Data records
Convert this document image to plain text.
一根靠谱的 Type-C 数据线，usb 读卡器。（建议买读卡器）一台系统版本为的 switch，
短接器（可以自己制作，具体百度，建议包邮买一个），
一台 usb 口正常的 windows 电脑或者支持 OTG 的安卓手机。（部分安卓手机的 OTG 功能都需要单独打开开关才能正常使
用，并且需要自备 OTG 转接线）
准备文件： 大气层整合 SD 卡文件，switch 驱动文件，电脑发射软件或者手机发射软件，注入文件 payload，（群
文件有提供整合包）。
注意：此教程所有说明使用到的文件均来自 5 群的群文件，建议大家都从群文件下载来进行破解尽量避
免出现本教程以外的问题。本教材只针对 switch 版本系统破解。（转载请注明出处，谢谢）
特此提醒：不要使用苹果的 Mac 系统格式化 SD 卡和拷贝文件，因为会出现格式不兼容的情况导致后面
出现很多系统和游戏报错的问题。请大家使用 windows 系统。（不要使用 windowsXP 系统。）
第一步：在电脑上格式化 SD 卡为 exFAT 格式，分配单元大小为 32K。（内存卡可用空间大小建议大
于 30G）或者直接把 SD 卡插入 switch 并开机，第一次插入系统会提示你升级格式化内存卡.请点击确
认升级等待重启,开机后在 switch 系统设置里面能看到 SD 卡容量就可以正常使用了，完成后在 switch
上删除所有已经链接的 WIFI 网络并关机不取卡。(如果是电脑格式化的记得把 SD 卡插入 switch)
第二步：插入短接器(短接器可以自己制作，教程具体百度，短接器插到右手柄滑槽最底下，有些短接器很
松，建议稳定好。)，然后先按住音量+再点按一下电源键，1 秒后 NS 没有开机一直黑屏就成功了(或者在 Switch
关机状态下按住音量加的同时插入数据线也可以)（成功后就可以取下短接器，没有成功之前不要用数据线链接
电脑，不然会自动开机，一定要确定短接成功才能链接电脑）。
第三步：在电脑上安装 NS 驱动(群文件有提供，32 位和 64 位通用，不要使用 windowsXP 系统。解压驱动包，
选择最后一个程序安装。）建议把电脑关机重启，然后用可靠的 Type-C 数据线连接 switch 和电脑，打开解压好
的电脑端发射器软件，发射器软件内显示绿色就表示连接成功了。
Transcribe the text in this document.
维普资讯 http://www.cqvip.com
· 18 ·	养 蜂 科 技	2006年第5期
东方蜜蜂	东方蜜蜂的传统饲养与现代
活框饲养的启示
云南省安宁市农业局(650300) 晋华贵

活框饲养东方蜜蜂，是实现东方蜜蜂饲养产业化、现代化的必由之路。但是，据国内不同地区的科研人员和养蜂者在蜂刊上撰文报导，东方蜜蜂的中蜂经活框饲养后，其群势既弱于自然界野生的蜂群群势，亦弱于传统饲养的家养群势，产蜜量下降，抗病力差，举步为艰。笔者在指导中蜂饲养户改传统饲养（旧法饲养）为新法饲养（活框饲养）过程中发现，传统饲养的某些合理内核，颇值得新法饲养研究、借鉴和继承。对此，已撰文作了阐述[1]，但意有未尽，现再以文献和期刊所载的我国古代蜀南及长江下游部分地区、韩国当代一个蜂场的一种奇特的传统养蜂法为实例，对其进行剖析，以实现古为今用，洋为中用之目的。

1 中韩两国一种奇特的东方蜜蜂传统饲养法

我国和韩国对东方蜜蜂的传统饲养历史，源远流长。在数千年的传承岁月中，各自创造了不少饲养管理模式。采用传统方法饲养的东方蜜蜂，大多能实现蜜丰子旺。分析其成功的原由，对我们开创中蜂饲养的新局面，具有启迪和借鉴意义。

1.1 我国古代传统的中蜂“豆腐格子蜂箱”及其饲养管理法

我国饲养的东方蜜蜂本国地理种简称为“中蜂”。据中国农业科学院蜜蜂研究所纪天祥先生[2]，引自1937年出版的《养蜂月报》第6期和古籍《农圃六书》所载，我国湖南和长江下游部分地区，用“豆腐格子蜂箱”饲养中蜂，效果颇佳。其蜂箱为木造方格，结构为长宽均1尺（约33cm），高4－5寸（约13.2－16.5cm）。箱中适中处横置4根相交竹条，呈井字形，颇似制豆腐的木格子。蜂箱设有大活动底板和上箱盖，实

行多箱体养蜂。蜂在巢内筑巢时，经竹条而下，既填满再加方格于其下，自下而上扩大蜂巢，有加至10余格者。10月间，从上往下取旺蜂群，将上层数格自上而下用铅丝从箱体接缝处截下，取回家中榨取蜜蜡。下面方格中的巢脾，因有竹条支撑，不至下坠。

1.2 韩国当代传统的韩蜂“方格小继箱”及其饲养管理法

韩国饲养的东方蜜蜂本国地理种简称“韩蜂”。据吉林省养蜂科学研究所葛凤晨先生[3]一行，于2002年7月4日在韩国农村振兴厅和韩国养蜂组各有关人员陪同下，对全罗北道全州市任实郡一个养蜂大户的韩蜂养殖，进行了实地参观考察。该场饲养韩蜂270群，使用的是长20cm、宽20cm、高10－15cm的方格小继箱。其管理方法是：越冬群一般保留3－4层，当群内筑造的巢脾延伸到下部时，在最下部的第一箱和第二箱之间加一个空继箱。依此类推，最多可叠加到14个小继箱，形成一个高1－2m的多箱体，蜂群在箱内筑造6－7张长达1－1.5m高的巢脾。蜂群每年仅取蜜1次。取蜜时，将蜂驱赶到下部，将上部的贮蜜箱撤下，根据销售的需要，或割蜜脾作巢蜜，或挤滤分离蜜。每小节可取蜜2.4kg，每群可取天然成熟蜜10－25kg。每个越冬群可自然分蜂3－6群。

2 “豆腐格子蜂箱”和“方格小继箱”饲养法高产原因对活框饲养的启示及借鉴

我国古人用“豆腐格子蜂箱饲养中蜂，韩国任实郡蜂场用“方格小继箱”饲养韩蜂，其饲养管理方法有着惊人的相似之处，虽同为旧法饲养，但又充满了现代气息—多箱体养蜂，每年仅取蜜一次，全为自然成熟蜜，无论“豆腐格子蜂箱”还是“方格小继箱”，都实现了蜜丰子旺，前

* [Short exercise] The whole listing above needs to be written out again exactly.

* [Reply]
Convert this document image to plain text.
一根靠谱的 Type-C 数据线，usb 读卡器。（建议买读卡器）一台系统版本为的 switch，
短接器（可以自己制作，具体百度，建议包邮买一个），
一台 usb 口正常的 windows 电脑或者支持 OTG 的安卓手机。（部分安卓手机的 OTG 功能都需要单独打开开关才能正常使
用，并且需要自备 OTG 转接线）
准备文件： 大气层整合 SD 卡文件，switch 驱动文件，电脑发射软件或者手机发射软件，注入文件 payload，（群
文件有提供整合包）。
注意：此教程所有说明使用到的文件均来自 5 群的群文件，建议大家都从群文件下载来进行破解尽量避
免出现本教程以外的问题。本教材只针对 switch 版本系统破解。（转载请注明出处，谢谢）
特此提醒：不要使用苹果的 Mac 系统格式化 SD 卡和拷贝文件，因为会出现格式不兼容的情况导致后面
出现很多系统和游戏报错的问题。请大家使用 windows 系统。（不要使用 windowsXP 系统。）
第一步：在电脑上格式化 SD 卡为 exFAT 格式，分配单元大小为 32K。（内存卡可用空间大小建议大
于 30G）或者直接把 SD 卡插入 switch 并开机，第一次插入系统会提示你升级格式化内存卡.请点击确
认升级等待重启,开机后在 switch 系统设置里面能看到 SD 卡容量就可以正常使用了，完成后在 switch
上删除所有已经链接的 WIFI 网络并关机不取卡。(如果是电脑格式化的记得把 SD 卡插入 switch)
第二步：插入短接器(短接器可以自己制作，教程具体百度，短接器插到右手柄滑槽最底下，有些短接器很
松，建议稳定好。)，然后先按住音量+再点按一下电源键，1 秒后 NS 没有开机一直黑屏就成功了(或者在 Switch
关机状态下按住音量加的同时插入数据线也可以)（成功后就可以取下短接器，没有成功之前不要用数据线链接
电脑，不然会自动开机，一定要确定短接成功才能链接电脑）。
第三步：在电脑上安装 NS 驱动(群文件有提供，32 位和 64 位通用，不要使用 windowsXP 系统。解压驱动包，
选择最后一个程序安装。）建议把电脑关机重启，然后用可靠的 Type-C 数据线连接 switch 和电脑，打开解压好
的电脑端发射器软件，发射器软件内显示绿色就表示连接成功了。
Transcribe the text in this document.
维普资讯 http://www.cqvip.com
· 18 ·	养 蜂 科 技	2006年第5期
东方蜜蜂	东方蜜蜂的传统饲养与现代
活框饲养的启示
云南省安宁市农业局(650300) 晋华贵

活框饲养东方蜜蜂，是实现东方蜜蜂饲养产业化、现代化的必由之路。但是，据国内不同地区的科研人员和养蜂者在蜂刊上撰文报导，东方蜜蜂的中蜂经活框饲养后，其群势既弱于自然界野生的蜂群群势，亦弱于传统饲养的家养群势，产蜜量下降，抗病力差，举步为艰。笔者在指导中蜂饲养户改传统饲养（旧法饲养）为新法饲养（活框饲养）过程中发现，传统饲养的某些合理内核，颇值得新法饲养研究、借鉴和继承。对此，已撰文作了阐述[1]，但意有未尽，现再以文献和期刊所载的我国古代蜀南及长江下游部分地区、韩国当代一个蜂场的一种奇特的传统养蜂法为实例，对其进行剖析，以实现古为今用，洋为中用之目的。

1 中韩两国一种奇特的东方蜜蜂传统饲养法

我国和韩国对东方蜜蜂的传统饲养历史，源远流长。在数千年的传承岁月中，各自创造了不少饲养管理模式。采用传统方法饲养的东方蜜蜂，大多能实现蜜丰子旺。分析其成功的原由，对我们开创中蜂饲养的新局面，具有启迪和借鉴意义。

1.1 我国古代传统的中蜂“豆腐格子蜂箱”及其饲养管理法

我国饲养的东方蜜蜂本国地理种简称为“中蜂”。据中国农业科学院蜜蜂研究所纪天祥先生[2]，引自1937年出版的《养蜂月报》第6期和古籍《农圃六书》所载，我国湖南和长江下游部分地区，用“豆腐格子蜂箱”饲养中蜂，效果颇佳。其蜂箱为木造方格，结构为长宽均1尺（约33cm），高4－5寸（约13.2－16.5cm）。箱中适中处横置4根相交竹条，呈井字形，颇似制豆腐的木格子。蜂箱设有大活动底板和上箱盖，实

行多箱体养蜂。蜂在巢内筑巢时，经竹条而下，既填满再加方格于其下，自下而上扩大蜂巢，有加至10余格者。10月间，从上往下取旺蜂群，将上层数格自上而下用铅丝从箱体接缝处截下，取回家中榨取蜜蜡。下面方格中的巢脾，因有竹条支撑，不至下坠。

1.2 韩国当代传统的韩蜂“方格小继箱”及其饲养管理法

韩国饲养的东方蜜蜂本国地理种简称“韩蜂”。据吉林省养蜂科学研究所葛凤晨先生[3]一行，于2002年7月4日在韩国农村振兴厅和韩国养蜂组各有关人员陪同下，对全罗北道全州市任实郡一个养蜂大户的韩蜂养殖，进行了实地参观考察。该场饲养韩蜂270群，使用的是长20cm、宽20cm、高10－15cm的方格小继箱。其管理方法是：越冬群一般保留3－4层，当群内筑造的巢脾延伸到下部时，在最下部的第一箱和第二箱之间加一个空继箱。依此类推，最多可叠加到14个小继箱，形成一个高1－2m的多箱体，蜂群在箱内筑造6－7张长达1－1.5m高的巢脾。蜂群每年仅取蜜1次。取蜜时，将蜂驱赶到下部，将上部的贮蜜箱撤下，根据销售的需要，或割蜜脾作巢蜜，或挤滤分离蜜。每小节可取蜜2.4kg，每群可取天然成熟蜜10－25kg。每个越冬群可自然分蜂3－6群。

2 “豆腐格子蜂箱”和“方格小继箱”饲养法高产原因对活框饲养的启示及借鉴

我国古人用“豆腐格子蜂箱饲养中蜂，韩国任实郡蜂场用“方格小继箱”饲养韩蜂，其饲养管理方法有着惊人的相似之处，虽同为旧法饲养，但又充满了现代气息—多箱体养蜂，每年仅取蜜一次，全为自然成熟蜜，无论“豆腐格子蜂箱”还是“方格小继箱”，都实现了蜜丰子旺，前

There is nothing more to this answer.